Exercise: The listing must be reproduced in full, exactly as it stands.

....

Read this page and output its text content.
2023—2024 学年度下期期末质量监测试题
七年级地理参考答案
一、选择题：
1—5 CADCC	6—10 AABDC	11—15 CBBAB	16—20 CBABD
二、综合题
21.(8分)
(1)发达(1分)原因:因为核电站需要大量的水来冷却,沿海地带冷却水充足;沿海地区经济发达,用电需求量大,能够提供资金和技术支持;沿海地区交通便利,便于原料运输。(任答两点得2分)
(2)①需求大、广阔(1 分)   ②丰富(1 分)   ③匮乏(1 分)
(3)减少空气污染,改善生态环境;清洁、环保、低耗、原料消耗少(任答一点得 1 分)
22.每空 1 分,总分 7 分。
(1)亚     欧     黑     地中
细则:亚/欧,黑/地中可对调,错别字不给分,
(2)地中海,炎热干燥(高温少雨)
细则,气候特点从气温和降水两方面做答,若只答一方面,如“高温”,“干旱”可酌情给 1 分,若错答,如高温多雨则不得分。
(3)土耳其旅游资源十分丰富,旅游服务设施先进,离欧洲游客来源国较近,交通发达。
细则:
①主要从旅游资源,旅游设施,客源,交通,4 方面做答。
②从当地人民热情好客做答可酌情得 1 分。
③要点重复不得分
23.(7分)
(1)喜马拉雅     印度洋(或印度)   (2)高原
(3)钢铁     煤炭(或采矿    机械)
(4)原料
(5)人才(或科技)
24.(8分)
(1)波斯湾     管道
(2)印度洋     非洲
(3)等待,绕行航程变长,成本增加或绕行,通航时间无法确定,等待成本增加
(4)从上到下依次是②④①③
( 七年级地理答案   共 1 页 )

....

Problem solution:
Read this page and output its text content.
2023—2024 学年度下期期末质量监测试题
七年级地理参考答案
一、选择题：
1—5 CADCC	6—10 AABDC	11—15 CBBAB	16—20 CBABD
二、综合题
21.(8分)
(1)发达(1分)原因:因为核电站需要大量的水来冷却,沿海地带冷却水充足;沿海地区经济发达,用电需求量大,能够提供资金和技术支持;沿海地区交通便利,便于原料运输。(任答两点得2分)
(2)①需求大、广阔(1 分)   ②丰富(1 分)   ③匮乏(1 分)
(3)减少空气污染,改善生态环境;清洁、环保、低耗、原料消耗少(任答一点得 1 分)
22.每空 1 分,总分 7 分。
(1)亚     欧     黑     地中
细则:亚/欧,黑/地中可对调,错别字不给分,
(2)地中海,炎热干燥(高温少雨)
细则,气候特点从气温和降水两方面做答,若只答一方面,如“高温”,“干旱”可酌情给 1 分,若错答,如高温多雨则不得分。
(3)土耳其旅游资源十分丰富,旅游服务设施先进,离欧洲游客来源国较近,交通发达。
细则:
①主要从旅游资源,旅游设施,客源,交通,4 方面做答。
②从当地人民热情好客做答可酌情得 1 分。
③要点重复不得分
23.(7分)
(1)喜马拉雅     印度洋(或印度)   (2)高原
(3)钢铁     煤炭(或采矿    机械)
(4)原料
(5)人才(或科技)
24.(8分)
(1)波斯湾     管道
(2)印度洋     非洲
(3)等待,绕行航程变长,成本增加或绕行,通航时间无法确定,等待成本增加
(4)从上到下依次是②④①③
( 七年级地理答案   共 1 页 )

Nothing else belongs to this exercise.